SELECTED EXTRACT section start
5.    A Board member endorsed the recommendations and reinforced the point that the Duty was statutory partners’ responsibility. The needs assessment looked at police data which was only a fraction of the relevant data that provides the whole picture, information sharing across the Partnership was therefore crucial. Noted that the Duty sought to address and provide oversight over the elements of serious violence that had been neglected in the past.

6.    The Chair asked whether the data collection was about seeing patterns around victims and perpetrators that would be valuable to the early intervention and prevention work by other partners and services. A Board member noted that when trying to assess the information needed, it was important to incorporate what all the other partners need.

7.    The Chair asked whether other partners had been liaised with stating what was needed to gain value from the data to help with the prevention and early intervention work. It had been a longstanding issue that data had been collected but not all of it was useful to other agencies; hoped that over time patterns would emerge and the data would be valuable to the other agencies. The Serious Violence Programme Lead (OPCC) stressed that data insights and intelligence was vital to get right, police data was gathered easily through the needs assessment, yet there were limitations in extraction across multiple cases.

8.    The Serious Violence Programme Lead (OPCC) explained that there was a read across the needs assessment, looking at areas that increase the risk of becoming involved or a victim of violence. Data extraction and cross referencing across cohorts was challenging, part of the next phase was to look at that in more detail. There had been funding for a Public Health analyst to provide support and do that read across the Combating Drugs Partnership; and funding for a police analyst to investigate that data and how it could be shared. A few years ahead in the work were national Violence Reduction Units; Thames Valley Police could pull together that data and share it from across the partnership.

9.    The Chair asked whether that other data was able to be collected from other agencies. A Board member noted that the Board could provide that advocacy to ensure that their organisations look for a reason to share that data rather than not to, data access had been a longstanding issue. The Chair suggested a discussion outside of the meeting around overcoming the barriers.

10.  A Board member was excited for Public Health to host of one the analyst posts as data triangulation was vital to any needs assessment; it was a partnership and was iterative with data being layered.

11.  A Board member noted that the only way to understand data in terms of people committing serious violence or becoming a victim of it was to understand their stories, that was being built into the Changing Futures cohort. Noted the large number of Domestic Homicide Reviews and safeguarding adults and child reviews, where prevention was vital and those two cohorts should be focused on. Regarding suicide surveillance and prevention, there was a responsibility to know those people’s stories as many had experienced serious violence.

 

RESOLVED:

1.      Considered the progress made against the Serious Violence Duty.

2.      Endorsed the establishment of a Surrey Serious Violence Reduction Partnership.

3.      Supported the proposed Serious Violence Reduction narrative and priority areas that will be at the core of the Surrey Serious Violence Reduction Strategy.

 

Actions/further information to be provided:

           

1.    The Serious Violence Programme Lead (OPCC) will circulate a comprehensive PowerPoint Presentation summarising the data of crime numbers in Surrey.

2.    Regular updates will be included in the Highlight Report on the work by the Surrey Serious Violence Reduction Partnership under Priority Three.

3.    The Serious Violence Programme Lead (OPCC) will have a discussion with the Chair around overcoming the barriers around data collection.
SELECTED EXTRACT section end
TASK TO COMPLETE: Using the minutes, explain in one to three sentences why a Board member considered information sharing across the Partnership crucial.
DATA SUPPLIED section start
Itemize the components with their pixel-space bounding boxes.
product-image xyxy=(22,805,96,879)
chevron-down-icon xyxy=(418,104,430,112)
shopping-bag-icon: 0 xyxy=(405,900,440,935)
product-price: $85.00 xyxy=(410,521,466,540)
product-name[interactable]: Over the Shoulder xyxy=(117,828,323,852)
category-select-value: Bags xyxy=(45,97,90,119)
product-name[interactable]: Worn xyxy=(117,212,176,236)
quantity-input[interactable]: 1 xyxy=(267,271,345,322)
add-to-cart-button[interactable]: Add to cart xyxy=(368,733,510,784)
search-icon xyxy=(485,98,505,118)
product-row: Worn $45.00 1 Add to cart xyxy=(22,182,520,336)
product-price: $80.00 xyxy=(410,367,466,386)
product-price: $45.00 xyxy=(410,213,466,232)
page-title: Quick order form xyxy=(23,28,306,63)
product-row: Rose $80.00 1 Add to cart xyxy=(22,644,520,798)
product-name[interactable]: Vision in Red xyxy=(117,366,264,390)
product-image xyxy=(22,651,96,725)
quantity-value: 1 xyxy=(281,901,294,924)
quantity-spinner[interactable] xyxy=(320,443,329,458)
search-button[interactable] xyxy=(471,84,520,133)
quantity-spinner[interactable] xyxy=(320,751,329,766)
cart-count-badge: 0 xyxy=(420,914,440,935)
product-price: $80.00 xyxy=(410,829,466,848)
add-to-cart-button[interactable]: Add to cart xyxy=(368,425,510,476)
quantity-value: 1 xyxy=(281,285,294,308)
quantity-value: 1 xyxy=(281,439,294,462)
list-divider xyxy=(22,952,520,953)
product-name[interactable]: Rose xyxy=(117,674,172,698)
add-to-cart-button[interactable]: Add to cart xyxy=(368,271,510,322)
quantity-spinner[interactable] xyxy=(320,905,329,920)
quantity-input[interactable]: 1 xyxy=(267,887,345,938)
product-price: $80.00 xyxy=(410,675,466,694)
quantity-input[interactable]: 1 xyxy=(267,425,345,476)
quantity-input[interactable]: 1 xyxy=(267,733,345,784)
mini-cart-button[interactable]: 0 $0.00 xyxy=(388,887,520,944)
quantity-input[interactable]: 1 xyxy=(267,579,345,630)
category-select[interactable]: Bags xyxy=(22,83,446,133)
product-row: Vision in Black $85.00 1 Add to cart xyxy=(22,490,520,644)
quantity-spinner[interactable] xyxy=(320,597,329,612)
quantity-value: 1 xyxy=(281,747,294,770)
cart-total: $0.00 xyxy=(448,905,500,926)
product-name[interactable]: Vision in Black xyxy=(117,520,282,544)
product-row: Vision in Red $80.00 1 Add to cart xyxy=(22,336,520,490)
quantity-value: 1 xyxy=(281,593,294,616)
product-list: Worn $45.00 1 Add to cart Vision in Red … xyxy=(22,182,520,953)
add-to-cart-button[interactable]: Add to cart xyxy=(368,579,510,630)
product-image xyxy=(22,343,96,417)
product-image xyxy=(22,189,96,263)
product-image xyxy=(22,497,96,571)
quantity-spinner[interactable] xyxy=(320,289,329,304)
DATA SUPPLIED section end
SOLUTION TO THE EXERCISE: The needs assessment looked at police data, which was only a fraction of the relevant data that provides the whole picture. Information sharing across the Partnership was therefore crucial.